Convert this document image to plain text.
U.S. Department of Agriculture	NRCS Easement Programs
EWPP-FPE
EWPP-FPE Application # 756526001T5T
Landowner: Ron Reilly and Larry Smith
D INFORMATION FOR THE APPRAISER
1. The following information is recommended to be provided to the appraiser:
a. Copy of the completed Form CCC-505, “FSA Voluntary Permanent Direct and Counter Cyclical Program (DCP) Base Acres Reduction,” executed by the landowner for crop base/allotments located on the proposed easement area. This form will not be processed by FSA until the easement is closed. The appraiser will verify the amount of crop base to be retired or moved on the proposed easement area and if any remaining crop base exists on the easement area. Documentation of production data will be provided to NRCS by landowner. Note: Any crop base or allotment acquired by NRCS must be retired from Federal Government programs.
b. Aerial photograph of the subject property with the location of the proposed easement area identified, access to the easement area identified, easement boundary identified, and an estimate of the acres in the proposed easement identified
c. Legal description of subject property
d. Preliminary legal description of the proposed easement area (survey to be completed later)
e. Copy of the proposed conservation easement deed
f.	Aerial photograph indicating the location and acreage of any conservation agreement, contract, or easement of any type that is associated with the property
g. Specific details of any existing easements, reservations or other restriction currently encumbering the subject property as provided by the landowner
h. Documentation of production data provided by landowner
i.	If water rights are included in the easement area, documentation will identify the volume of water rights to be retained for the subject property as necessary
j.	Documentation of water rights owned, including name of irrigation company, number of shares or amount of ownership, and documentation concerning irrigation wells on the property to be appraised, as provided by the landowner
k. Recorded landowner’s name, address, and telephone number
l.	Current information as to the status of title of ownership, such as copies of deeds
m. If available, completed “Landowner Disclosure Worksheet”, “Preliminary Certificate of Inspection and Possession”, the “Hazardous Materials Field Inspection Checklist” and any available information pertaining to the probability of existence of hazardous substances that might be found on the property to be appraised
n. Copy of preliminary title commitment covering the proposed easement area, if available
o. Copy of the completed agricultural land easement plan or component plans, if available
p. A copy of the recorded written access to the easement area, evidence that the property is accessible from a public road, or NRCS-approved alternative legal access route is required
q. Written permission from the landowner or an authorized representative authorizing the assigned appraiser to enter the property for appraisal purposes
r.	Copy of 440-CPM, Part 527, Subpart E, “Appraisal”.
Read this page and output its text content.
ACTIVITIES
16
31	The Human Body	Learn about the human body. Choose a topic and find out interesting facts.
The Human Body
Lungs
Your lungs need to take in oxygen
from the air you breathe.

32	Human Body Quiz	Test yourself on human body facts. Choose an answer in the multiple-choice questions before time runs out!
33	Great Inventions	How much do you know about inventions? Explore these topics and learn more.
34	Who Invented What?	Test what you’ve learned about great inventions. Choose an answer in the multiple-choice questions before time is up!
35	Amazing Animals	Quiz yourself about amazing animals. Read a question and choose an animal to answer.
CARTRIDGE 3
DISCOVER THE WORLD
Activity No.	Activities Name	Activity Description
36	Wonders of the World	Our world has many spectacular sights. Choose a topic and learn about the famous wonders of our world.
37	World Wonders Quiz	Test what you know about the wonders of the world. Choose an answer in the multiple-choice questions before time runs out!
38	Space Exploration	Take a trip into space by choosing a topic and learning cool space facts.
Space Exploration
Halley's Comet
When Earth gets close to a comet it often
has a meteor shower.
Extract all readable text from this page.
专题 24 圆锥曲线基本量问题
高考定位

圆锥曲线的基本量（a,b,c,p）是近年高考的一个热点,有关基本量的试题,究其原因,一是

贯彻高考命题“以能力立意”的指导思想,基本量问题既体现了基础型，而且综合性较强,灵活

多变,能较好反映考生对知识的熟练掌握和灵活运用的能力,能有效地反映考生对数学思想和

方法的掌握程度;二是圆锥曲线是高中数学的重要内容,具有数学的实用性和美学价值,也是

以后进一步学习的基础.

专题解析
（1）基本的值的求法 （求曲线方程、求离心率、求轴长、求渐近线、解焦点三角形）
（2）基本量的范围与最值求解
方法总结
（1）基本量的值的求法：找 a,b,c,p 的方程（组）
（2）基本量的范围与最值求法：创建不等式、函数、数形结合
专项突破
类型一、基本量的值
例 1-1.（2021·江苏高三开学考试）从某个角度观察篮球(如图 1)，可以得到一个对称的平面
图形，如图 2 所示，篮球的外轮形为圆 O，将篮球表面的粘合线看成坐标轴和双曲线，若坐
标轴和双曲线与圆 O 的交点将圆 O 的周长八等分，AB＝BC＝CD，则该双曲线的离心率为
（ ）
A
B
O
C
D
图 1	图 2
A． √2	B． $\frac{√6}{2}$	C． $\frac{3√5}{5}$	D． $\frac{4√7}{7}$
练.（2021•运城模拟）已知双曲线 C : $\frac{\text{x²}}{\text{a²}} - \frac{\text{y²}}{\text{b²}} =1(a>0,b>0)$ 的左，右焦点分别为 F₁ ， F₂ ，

*Required work*. Would you write down every record again, exactly?

*Task answer*.
Convert this document image to plain text.
U.S. Department of Agriculture	NRCS Easement Programs
EWPP-FPE
EWPP-FPE Application # 756526001T5T
Landowner: Ron Reilly and Larry Smith
D INFORMATION FOR THE APPRAISER
1. The following information is recommended to be provided to the appraiser:
a. Copy of the completed Form CCC-505, “FSA Voluntary Permanent Direct and Counter Cyclical Program (DCP) Base Acres Reduction,” executed by the landowner for crop base/allotments located on the proposed easement area. This form will not be processed by FSA until the easement is closed. The appraiser will verify the amount of crop base to be retired or moved on the proposed easement area and if any remaining crop base exists on the easement area. Documentation of production data will be provided to NRCS by landowner. Note: Any crop base or allotment acquired by NRCS must be retired from Federal Government programs.
b. Aerial photograph of the subject property with the location of the proposed easement area identified, access to the easement area identified, easement boundary identified, and an estimate of the acres in the proposed easement identified
c. Legal description of subject property
d. Preliminary legal description of the proposed easement area (survey to be completed later)
e. Copy of the proposed conservation easement deed
f.	Aerial photograph indicating the location and acreage of any conservation agreement, contract, or easement of any type that is associated with the property
g. Specific details of any existing easements, reservations or other restriction currently encumbering the subject property as provided by the landowner
h. Documentation of production data provided by landowner
i.	If water rights are included in the easement area, documentation will identify the volume of water rights to be retained for the subject property as necessary
j.	Documentation of water rights owned, including name of irrigation company, number of shares or amount of ownership, and documentation concerning irrigation wells on the property to be appraised, as provided by the landowner
k. Recorded landowner’s name, address, and telephone number
l.	Current information as to the status of title of ownership, such as copies of deeds
m. If available, completed “Landowner Disclosure Worksheet”, “Preliminary Certificate of Inspection and Possession”, the “Hazardous Materials Field Inspection Checklist” and any available information pertaining to the probability of existence of hazardous substances that might be found on the property to be appraised
n. Copy of preliminary title commitment covering the proposed easement area, if available
o. Copy of the completed agricultural land easement plan or component plans, if available
p. A copy of the recorded written access to the easement area, evidence that the property is accessible from a public road, or NRCS-approved alternative legal access route is required
q. Written permission from the landowner or an authorized representative authorizing the assigned appraiser to enter the property for appraisal purposes
r.	Copy of 440-CPM, Part 527, Subpart E, “Appraisal”.
Read this page and output its text content.
ACTIVITIES
16
31	The Human Body	Learn about the human body. Choose a topic and find out interesting facts.
The Human Body
Lungs
Your lungs need to take in oxygen
from the air you breathe.

32	Human Body Quiz	Test yourself on human body facts. Choose an answer in the multiple-choice questions before time runs out!
33	Great Inventions	How much do you know about inventions? Explore these topics and learn more.
34	Who Invented What?	Test what you’ve learned about great inventions. Choose an answer in the multiple-choice questions before time is up!
35	Amazing Animals	Quiz yourself about amazing animals. Read a question and choose an animal to answer.
CARTRIDGE 3
DISCOVER THE WORLD
Activity No.	Activities Name	Activity Description
36	Wonders of the World	Our world has many spectacular sights. Choose a topic and learn about the famous wonders of our world.
37	World Wonders Quiz	Test what you know about the wonders of the world. Choose an answer in the multiple-choice questions before time runs out!
38	Space Exploration	Take a trip into space by choosing a topic and learning cool space facts.
Space Exploration
Halley's Comet
When Earth gets close to a comet it often
has a meteor shower.
Extract all readable text from this page.
专题 24 圆锥曲线基本量问题
高考定位

圆锥曲线的基本量（a,b,c,p）是近年高考的一个热点,有关基本量的试题,究其原因,一是

贯彻高考命题“以能力立意”的指导思想,基本量问题既体现了基础型，而且综合性较强,灵活

多变,能较好反映考生对知识的熟练掌握和灵活运用的能力,能有效地反映考生对数学思想和

方法的掌握程度;二是圆锥曲线是高中数学的重要内容,具有数学的实用性和美学价值,也是

以后进一步学习的基础.

专题解析
（1）基本的值的求法 （求曲线方程、求离心率、求轴长、求渐近线、解焦点三角形）
（2）基本量的范围与最值求解
方法总结
（1）基本量的值的求法：找 a,b,c,p 的方程（组）
（2）基本量的范围与最值求法：创建不等式、函数、数形结合
专项突破
类型一、基本量的值
例 1-1.（2021·江苏高三开学考试）从某个角度观察篮球(如图 1)，可以得到一个对称的平面
图形，如图 2 所示，篮球的外轮形为圆 O，将篮球表面的粘合线看成坐标轴和双曲线，若坐
标轴和双曲线与圆 O 的交点将圆 O 的周长八等分，AB＝BC＝CD，则该双曲线的离心率为
（ ）
A
B
O
C
D
图 1	图 2
A． √2	B． $\frac{√6}{2}$	C． $\frac{3√5}{5}$	D． $\frac{4√7}{7}$
练.（2021•运城模拟）已知双曲线 C : $\frac{\text{x²}}{\text{a²}} - \frac{\text{y²}}{\text{b²}} =1(a>0,b>0)$ 的左，右焦点分别为 F₁ ， F₂ ，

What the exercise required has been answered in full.